PROVIDED INFORMATION:
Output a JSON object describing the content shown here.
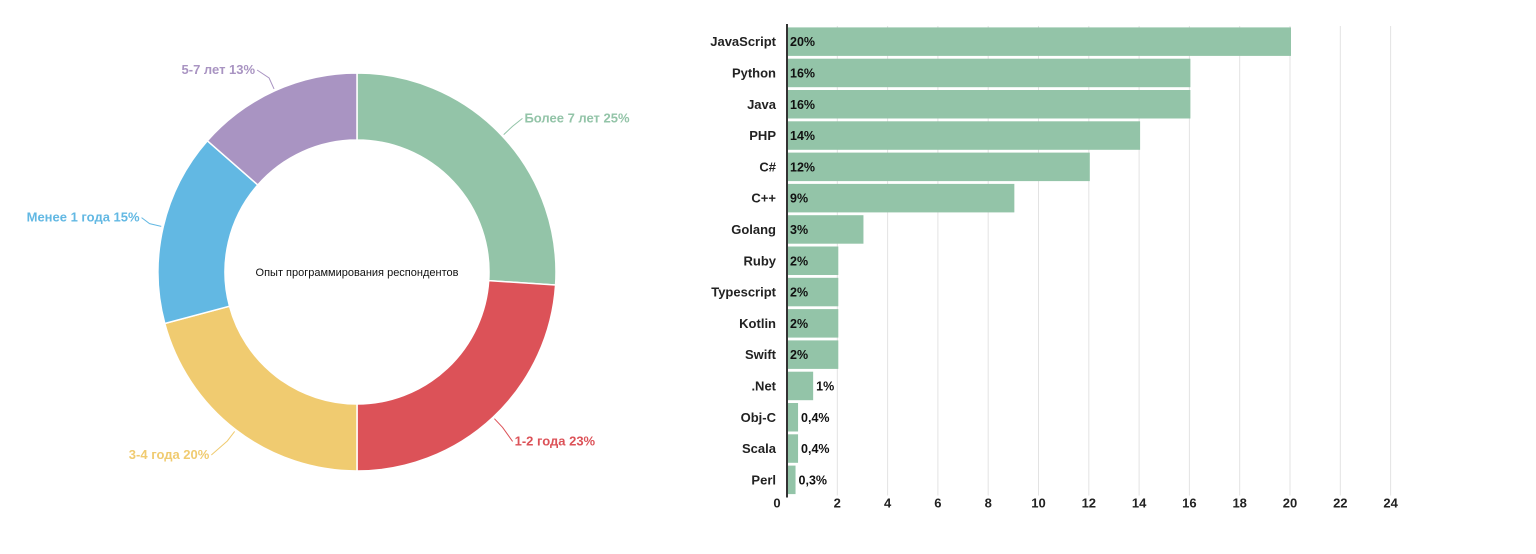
{
  "chart_data": [
    {
      "type": "pie",
      "title": "Опыт программирования респондентов",
      "categories": [
        "Более 7 лет",
        "1-2 года",
        "3-4 года",
        "Менее 1 года",
        "5-7 лет"
      ],
      "values": [
        25,
        23,
        20,
        15,
        13
      ],
      "labels": [
        "Более 7 лет 25%",
        "1-2 года 23%",
        "3-4 года 20%",
        "Менее 1 года 15%",
        "5-7 лет 13%"
      ],
      "colors": [
        "#93c4a8",
        "#dc5258",
        "#f0cb70",
        "#62b8e3",
        "#a994c2"
      ]
    },
    {
      "type": "bar",
      "orientation": "horizontal",
      "categories": [
        "JavaScript",
        "Python",
        "Java",
        "PHP",
        "C#",
        "C++",
        "Golang",
        "Ruby",
        "Typescript",
        "Kotlin",
        "Swift",
        ".Net",
        "Obj-C",
        "Scala",
        "Perl"
      ],
      "values": [
        20,
        16,
        16,
        14,
        12,
        9,
        3,
        2,
        2,
        2,
        2,
        1,
        0.4,
        0.4,
        0.3
      ],
      "value_labels": [
        "20%",
        "16%",
        "16%",
        "14%",
        "12%",
        "9%",
        "3%",
        "2%",
        "2%",
        "2%",
        "2%",
        "1%",
        "0,4%",
        "0,4%",
        "0,3%"
      ],
      "xlim": [
        0,
        24
      ],
      "xticks": [
        "0",
        "2",
        "4",
        "6",
        "8",
        "10",
        "12",
        "14",
        "16",
        "18",
        "20",
        "22",
        "24"
      ],
      "bar_color": "#93c4a8",
      "grid": true
    }
  ]
}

WRITTEN INSTRUCTION:
Count the lines in the records above that contain the word "года", and give only that number.

SOLUTION TO THE PROBLEM:
6